GIVEN EXERCISE
Word for word, retype every entry in the listing.

Start

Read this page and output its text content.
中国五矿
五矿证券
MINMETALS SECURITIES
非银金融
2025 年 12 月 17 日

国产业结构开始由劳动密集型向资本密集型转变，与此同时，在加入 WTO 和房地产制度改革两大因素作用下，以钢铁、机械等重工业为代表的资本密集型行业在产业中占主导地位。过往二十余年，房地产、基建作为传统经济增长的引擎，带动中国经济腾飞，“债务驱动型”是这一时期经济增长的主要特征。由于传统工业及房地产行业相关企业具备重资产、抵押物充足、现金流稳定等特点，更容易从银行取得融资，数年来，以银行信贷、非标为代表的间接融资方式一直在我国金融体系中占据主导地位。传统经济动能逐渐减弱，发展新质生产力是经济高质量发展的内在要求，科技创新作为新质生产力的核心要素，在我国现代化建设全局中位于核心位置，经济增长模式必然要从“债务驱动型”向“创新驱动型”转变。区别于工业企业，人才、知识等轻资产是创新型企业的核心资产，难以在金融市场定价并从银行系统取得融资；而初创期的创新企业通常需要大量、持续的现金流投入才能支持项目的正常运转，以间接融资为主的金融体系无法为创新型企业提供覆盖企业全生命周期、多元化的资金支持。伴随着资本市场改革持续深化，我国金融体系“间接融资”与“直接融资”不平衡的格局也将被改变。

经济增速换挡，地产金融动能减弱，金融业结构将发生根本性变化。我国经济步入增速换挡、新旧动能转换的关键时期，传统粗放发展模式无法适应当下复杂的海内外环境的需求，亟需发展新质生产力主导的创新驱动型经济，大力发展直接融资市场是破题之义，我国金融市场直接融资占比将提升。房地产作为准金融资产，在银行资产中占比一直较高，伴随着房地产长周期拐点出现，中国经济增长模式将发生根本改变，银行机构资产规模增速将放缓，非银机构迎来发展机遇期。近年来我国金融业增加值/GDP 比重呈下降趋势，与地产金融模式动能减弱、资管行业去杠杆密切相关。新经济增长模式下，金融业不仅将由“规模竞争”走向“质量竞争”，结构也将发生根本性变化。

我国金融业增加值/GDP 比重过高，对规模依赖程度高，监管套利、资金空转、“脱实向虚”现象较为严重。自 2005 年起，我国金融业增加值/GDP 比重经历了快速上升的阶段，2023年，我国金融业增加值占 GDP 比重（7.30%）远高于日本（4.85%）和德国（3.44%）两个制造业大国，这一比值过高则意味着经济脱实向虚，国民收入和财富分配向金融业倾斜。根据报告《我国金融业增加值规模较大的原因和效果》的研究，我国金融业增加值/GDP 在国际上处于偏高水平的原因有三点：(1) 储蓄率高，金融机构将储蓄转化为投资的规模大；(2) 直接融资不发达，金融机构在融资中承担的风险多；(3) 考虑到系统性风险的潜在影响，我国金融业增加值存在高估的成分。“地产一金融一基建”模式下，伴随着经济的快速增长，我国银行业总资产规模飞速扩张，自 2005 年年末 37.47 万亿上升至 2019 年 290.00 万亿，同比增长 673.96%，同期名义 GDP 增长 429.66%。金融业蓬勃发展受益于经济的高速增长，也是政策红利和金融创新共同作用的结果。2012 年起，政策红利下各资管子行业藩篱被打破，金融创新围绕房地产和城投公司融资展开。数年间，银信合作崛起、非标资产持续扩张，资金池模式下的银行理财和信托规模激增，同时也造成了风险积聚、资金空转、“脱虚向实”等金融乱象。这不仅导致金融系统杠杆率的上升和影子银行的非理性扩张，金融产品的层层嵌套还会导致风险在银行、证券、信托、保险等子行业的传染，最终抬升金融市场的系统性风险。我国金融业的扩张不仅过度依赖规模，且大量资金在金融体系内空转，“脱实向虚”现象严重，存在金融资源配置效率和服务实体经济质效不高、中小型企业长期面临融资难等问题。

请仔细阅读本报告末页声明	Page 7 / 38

End

RESPONSE TO THE TASK
Read this page and output its text content.
中国五矿
五矿证券
MINMETALS SECURITIES
非银金融
2025 年 12 月 17 日

国产业结构开始由劳动密集型向资本密集型转变，与此同时，在加入 WTO 和房地产制度改革两大因素作用下，以钢铁、机械等重工业为代表的资本密集型行业在产业中占主导地位。过往二十余年，房地产、基建作为传统经济增长的引擎，带动中国经济腾飞，“债务驱动型”是这一时期经济增长的主要特征。由于传统工业及房地产行业相关企业具备重资产、抵押物充足、现金流稳定等特点，更容易从银行取得融资，数年来，以银行信贷、非标为代表的间接融资方式一直在我国金融体系中占据主导地位。传统经济动能逐渐减弱，发展新质生产力是经济高质量发展的内在要求，科技创新作为新质生产力的核心要素，在我国现代化建设全局中位于核心位置，经济增长模式必然要从“债务驱动型”向“创新驱动型”转变。区别于工业企业，人才、知识等轻资产是创新型企业的核心资产，难以在金融市场定价并从银行系统取得融资；而初创期的创新企业通常需要大量、持续的现金流投入才能支持项目的正常运转，以间接融资为主的金融体系无法为创新型企业提供覆盖企业全生命周期、多元化的资金支持。伴随着资本市场改革持续深化，我国金融体系“间接融资”与“直接融资”不平衡的格局也将被改变。

经济增速换挡，地产金融动能减弱，金融业结构将发生根本性变化。我国经济步入增速换挡、新旧动能转换的关键时期，传统粗放发展模式无法适应当下复杂的海内外环境的需求，亟需发展新质生产力主导的创新驱动型经济，大力发展直接融资市场是破题之义，我国金融市场直接融资占比将提升。房地产作为准金融资产，在银行资产中占比一直较高，伴随着房地产长周期拐点出现，中国经济增长模式将发生根本改变，银行机构资产规模增速将放缓，非银机构迎来发展机遇期。近年来我国金融业增加值/GDP 比重呈下降趋势，与地产金融模式动能减弱、资管行业去杠杆密切相关。新经济增长模式下，金融业不仅将由“规模竞争”走向“质量竞争”，结构也将发生根本性变化。

我国金融业增加值/GDP 比重过高，对规模依赖程度高，监管套利、资金空转、“脱实向虚”现象较为严重。自 2005 年起，我国金融业增加值/GDP 比重经历了快速上升的阶段，2023年，我国金融业增加值占 GDP 比重（7.30%）远高于日本（4.85%）和德国（3.44%）两个制造业大国，这一比值过高则意味着经济脱实向虚，国民收入和财富分配向金融业倾斜。根据报告《我国金融业增加值规模较大的原因和效果》的研究，我国金融业增加值/GDP 在国际上处于偏高水平的原因有三点：(1) 储蓄率高，金融机构将储蓄转化为投资的规模大；(2) 直接融资不发达，金融机构在融资中承担的风险多；(3) 考虑到系统性风险的潜在影响，我国金融业增加值存在高估的成分。“地产一金融一基建”模式下，伴随着经济的快速增长，我国银行业总资产规模飞速扩张，自 2005 年年末 37.47 万亿上升至 2019 年 290.00 万亿，同比增长 673.96%，同期名义 GDP 增长 429.66%。金融业蓬勃发展受益于经济的高速增长，也是政策红利和金融创新共同作用的结果。2012 年起，政策红利下各资管子行业藩篱被打破，金融创新围绕房地产和城投公司融资展开。数年间，银信合作崛起、非标资产持续扩张，资金池模式下的银行理财和信托规模激增，同时也造成了风险积聚、资金空转、“脱虚向实”等金融乱象。这不仅导致金融系统杠杆率的上升和影子银行的非理性扩张，金融产品的层层嵌套还会导致风险在银行、证券、信托、保险等子行业的传染，最终抬升金融市场的系统性风险。我国金融业的扩张不仅过度依赖规模，且大量资金在金融体系内空转，“脱实向虚”现象严重，存在金融资源配置效率和服务实体经济质效不高、中小型企业长期面临融资难等问题。

请仔细阅读本报告末页声明	Page 7 / 38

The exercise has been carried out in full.